◆ **THE TASK**
Transcribe the data that follows precisely, omitting nothing.
· · ·
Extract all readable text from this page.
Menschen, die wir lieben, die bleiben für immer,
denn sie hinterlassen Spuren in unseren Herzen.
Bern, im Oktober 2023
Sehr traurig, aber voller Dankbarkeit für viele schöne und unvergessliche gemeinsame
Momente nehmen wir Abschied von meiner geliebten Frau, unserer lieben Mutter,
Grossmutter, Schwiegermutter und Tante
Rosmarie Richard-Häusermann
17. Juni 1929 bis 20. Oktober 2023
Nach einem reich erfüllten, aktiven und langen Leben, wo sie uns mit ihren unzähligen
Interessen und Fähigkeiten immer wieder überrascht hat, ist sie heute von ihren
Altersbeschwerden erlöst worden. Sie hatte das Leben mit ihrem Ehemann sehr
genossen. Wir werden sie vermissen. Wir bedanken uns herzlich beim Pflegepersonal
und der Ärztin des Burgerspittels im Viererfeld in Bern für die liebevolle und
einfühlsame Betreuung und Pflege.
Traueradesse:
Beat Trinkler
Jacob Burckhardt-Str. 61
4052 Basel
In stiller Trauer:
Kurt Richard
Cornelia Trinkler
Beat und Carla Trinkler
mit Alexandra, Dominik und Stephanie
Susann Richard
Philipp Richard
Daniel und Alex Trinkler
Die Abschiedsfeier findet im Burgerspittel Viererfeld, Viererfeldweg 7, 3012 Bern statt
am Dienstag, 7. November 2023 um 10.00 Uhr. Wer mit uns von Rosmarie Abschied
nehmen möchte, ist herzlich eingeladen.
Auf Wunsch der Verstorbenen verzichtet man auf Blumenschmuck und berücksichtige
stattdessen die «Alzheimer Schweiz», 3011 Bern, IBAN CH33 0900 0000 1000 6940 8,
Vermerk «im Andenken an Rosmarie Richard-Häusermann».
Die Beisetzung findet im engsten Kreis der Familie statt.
· · ·
◆ **RESULT BELOW**
Extract all readable text from this page.
Menschen, die wir lieben, die bleiben für immer,
denn sie hinterlassen Spuren in unseren Herzen.
Bern, im Oktober 2023
Sehr traurig, aber voller Dankbarkeit für viele schöne und unvergessliche gemeinsame
Momente nehmen wir Abschied von meiner geliebten Frau, unserer lieben Mutter,
Grossmutter, Schwiegermutter und Tante
Rosmarie Richard-Häusermann
17. Juni 1929 bis 20. Oktober 2023
Nach einem reich erfüllten, aktiven und langen Leben, wo sie uns mit ihren unzähligen
Interessen und Fähigkeiten immer wieder überrascht hat, ist sie heute von ihren
Altersbeschwerden erlöst worden. Sie hatte das Leben mit ihrem Ehemann sehr
genossen. Wir werden sie vermissen. Wir bedanken uns herzlich beim Pflegepersonal
und der Ärztin des Burgerspittels im Viererfeld in Bern für die liebevolle und
einfühlsame Betreuung und Pflege.
Traueradesse:
Beat Trinkler
Jacob Burckhardt-Str. 61
4052 Basel
In stiller Trauer:
Kurt Richard
Cornelia Trinkler
Beat und Carla Trinkler
mit Alexandra, Dominik und Stephanie
Susann Richard
Philipp Richard
Daniel und Alex Trinkler
Die Abschiedsfeier findet im Burgerspittel Viererfeld, Viererfeldweg 7, 3012 Bern statt
am Dienstag, 7. November 2023 um 10.00 Uhr. Wer mit uns von Rosmarie Abschied
nehmen möchte, ist herzlich eingeladen.
Auf Wunsch der Verstorbenen verzichtet man auf Blumenschmuck und berücksichtige
stattdessen die «Alzheimer Schweiz», 3011 Bern, IBAN CH33 0900 0000 1000 6940 8,
Vermerk «im Andenken an Rosmarie Richard-Häusermann».
Die Beisetzung findet im engsten Kreis der Familie statt.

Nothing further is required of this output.